Problem details
Set the listing down again in full, word for word, with the pictures left out.

Dataset entries

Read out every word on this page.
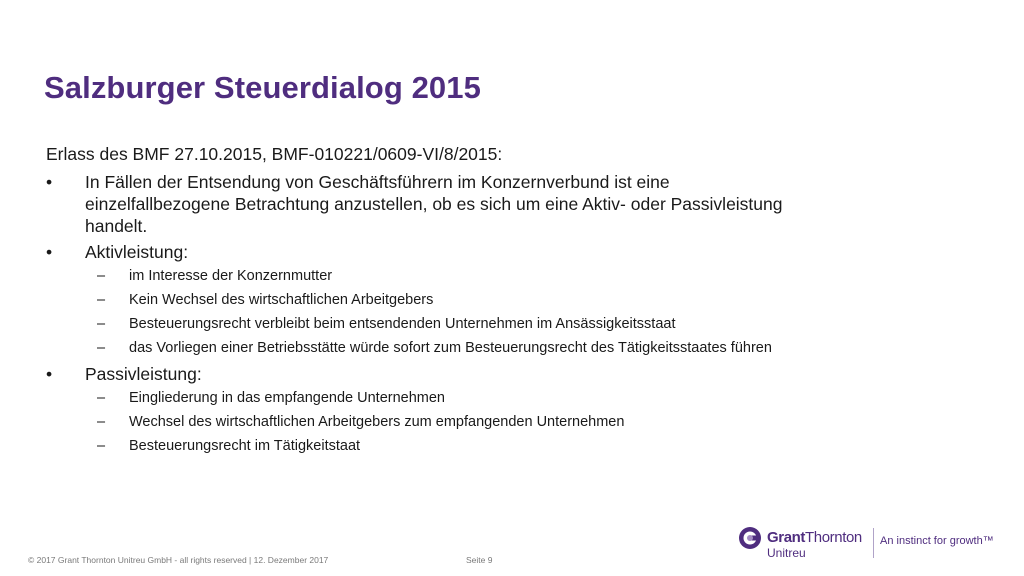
Salzburger Steuerdialog 2015
Erlass des BMF 27.10.2015, BMF-010221/0609-VI/8/2015:
• In Fällen der Entsendung von Geschäftsführern im Konzernverbund ist eine einzelfallbezogene Betrachtung anzustellen, ob es sich um eine Aktiv- oder Passivleistung handelt.
• Aktivleistung:
– im Interesse der Konzernmutter
– Kein Wechsel des wirtschaftlichen Arbeitgebers
– Besteuerungsrecht verbleibt beim entsendenden Unternehmen im Ansässigkeitsstaat
– das Vorliegen einer Betriebsstätte würde sofort zum Besteuerungsrecht des Tätigkeitsstaates führen
• Passivleistung:
– Eingliederung in das empfangende Unternehmen
– Wechsel des wirtschaftlichen Arbeitgebers zum empfangenden Unternehmen
– Besteuerungsrecht im Tätigkeitstaat
© 2017 Grant Thornton Unitreu GmbH - all rights reserved | 12. Dezember 2017	Seite 9
GrantThornton
Unitreu
An instinct for growth™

The response
Read out every word on this page.
Salzburger Steuerdialog 2015
Erlass des BMF 27.10.2015, BMF-010221/0609-VI/8/2015:
• In Fällen der Entsendung von Geschäftsführern im Konzernverbund ist eine einzelfallbezogene Betrachtung anzustellen, ob es sich um eine Aktiv- oder Passivleistung handelt.
• Aktivleistung:
– im Interesse der Konzernmutter
– Kein Wechsel des wirtschaftlichen Arbeitgebers
– Besteuerungsrecht verbleibt beim entsendenden Unternehmen im Ansässigkeitsstaat
– das Vorliegen einer Betriebsstätte würde sofort zum Besteuerungsrecht des Tätigkeitsstaates führen
• Passivleistung:
– Eingliederung in das empfangende Unternehmen
– Wechsel des wirtschaftlichen Arbeitgebers zum empfangenden Unternehmen
– Besteuerungsrecht im Tätigkeitstaat
© 2017 Grant Thornton Unitreu GmbH - all rights reserved | 12. Dezember 2017	Seite 9
GrantThornton
Unitreu
An instinct for growth™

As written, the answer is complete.